- EXERCISE BRIEF
Images should be left out, and everything else in the listing reproduced exactly.

· · · · · · ·

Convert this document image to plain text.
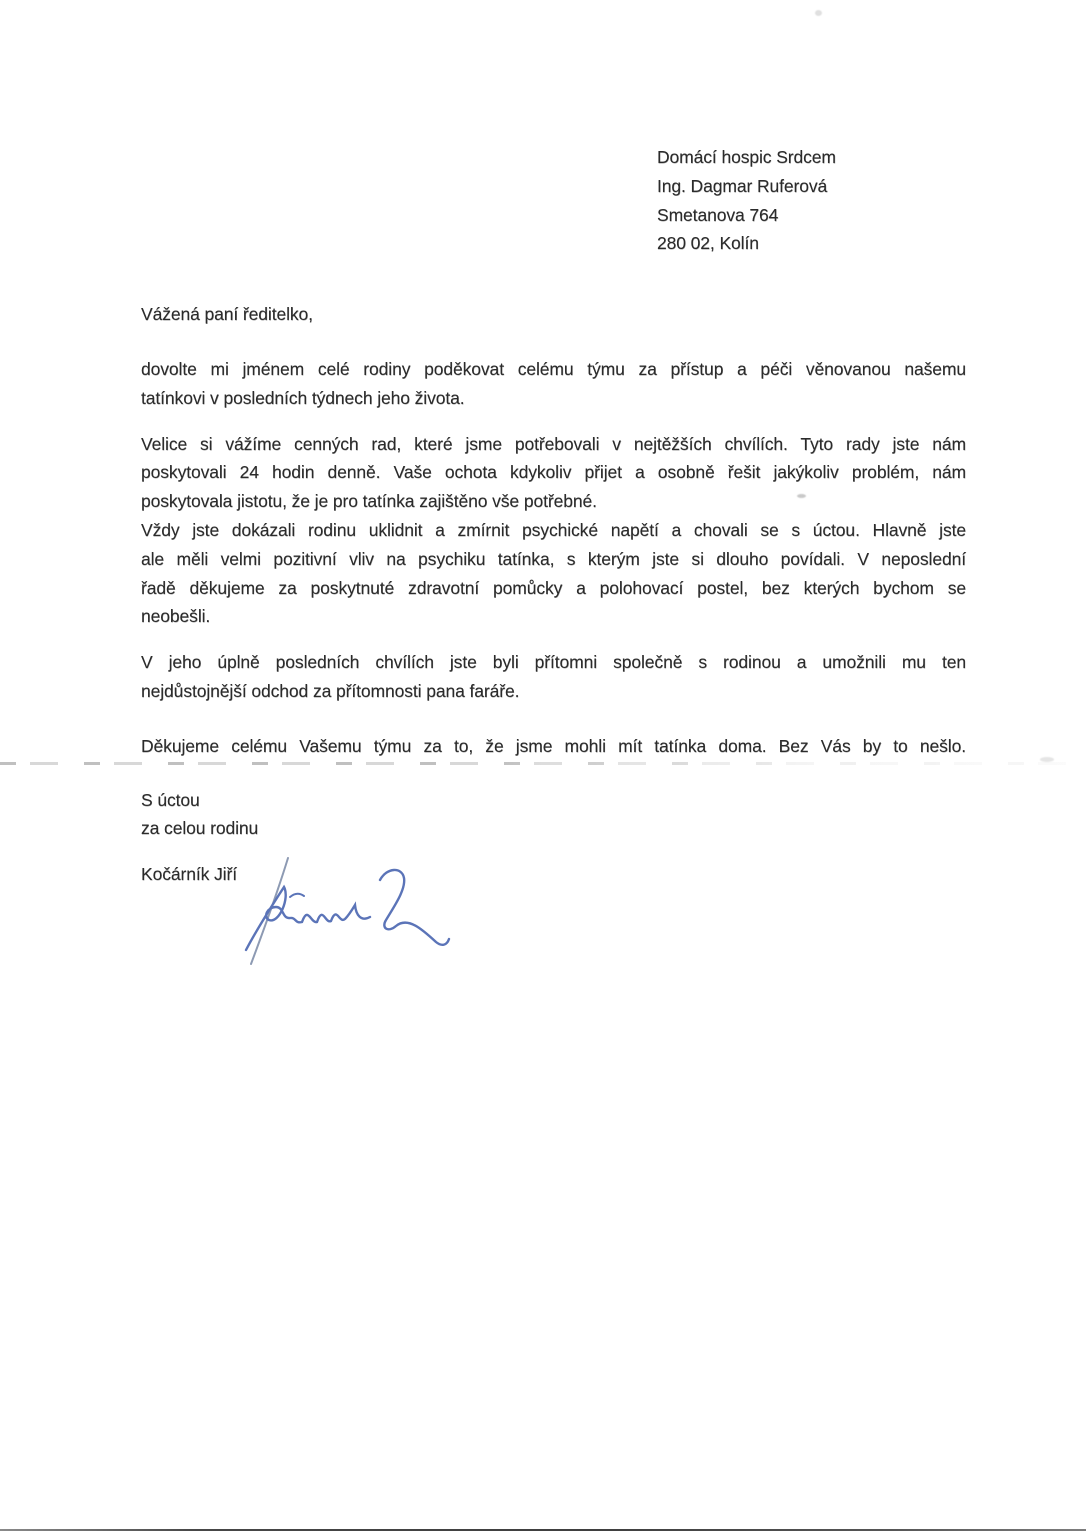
Domácí hospic Srdcem
Ing. Dagmar Ruferová
Smetanova 764
280 02, Kolín
Vážená paní ředitelko,
dovolte mi jménem celé rodiny poděkovat celému týmu za přístup a péči věnovanou našemu
tatínkovi v posledních týdnech jeho života.
Velice si vážíme cenných rad, které jsme potřebovali v nejtěžších chvílích. Tyto rady jste nám
poskytovali 24 hodin denně. Vaše ochota kdykoliv přijet a osobně řešit jakýkoliv problém, nám
poskytovala jistotu, že je pro tatínka zajištěno vše potřebné.
Vždy jste dokázali rodinu uklidnit a zmírnit psychické napětí a chovali se s úctou. Hlavně jste
ale měli velmi pozitivní vliv na psychiku tatínka, s kterým jste si dlouho povídali. V neposlední
řadě děkujeme za poskytnuté zdravotní pomůcky a polohovací postel, bez kterých bychom se
neobešli.
V jeho úplně posledních chvílích jste byli přítomni společně s rodinou a umožnili mu ten
nejdůstojnější odchod za přítomnosti pana faráře.
Děkujeme celému Vašemu týmu za to, že jsme mohli mít tatínka doma. Bez Vás by to nešlo.
S úctou
za celou rodinu
Kočárník Jiří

· · · · · · ·

- RESPONSE BELOW
Convert this document image to plain text.
Domácí hospic Srdcem
Ing. Dagmar Ruferová
Smetanova 764
280 02, Kolín
Vážená paní ředitelko,
dovolte mi jménem celé rodiny poděkovat celému týmu za přístup a péči věnovanou našemu
tatínkovi v posledních týdnech jeho života.
Velice si vážíme cenných rad, které jsme potřebovali v nejtěžších chvílích. Tyto rady jste nám
poskytovali 24 hodin denně. Vaše ochota kdykoliv přijet a osobně řešit jakýkoliv problém, nám
poskytovala jistotu, že je pro tatínka zajištěno vše potřebné.
Vždy jste dokázali rodinu uklidnit a zmírnit psychické napětí a chovali se s úctou. Hlavně jste
ale měli velmi pozitivní vliv na psychiku tatínka, s kterým jste si dlouho povídali. V neposlední
řadě děkujeme za poskytnuté zdravotní pomůcky a polohovací postel, bez kterých bychom se
neobešli.
V jeho úplně posledních chvílích jste byli přítomni společně s rodinou a umožnili mu ten
nejdůstojnější odchod za přítomnosti pana faráře.
Děkujeme celému Vašemu týmu za to, že jsme mohli mít tatínka doma. Bez Vás by to nešlo.
S úctou
za celou rodinu
Kočárník Jiří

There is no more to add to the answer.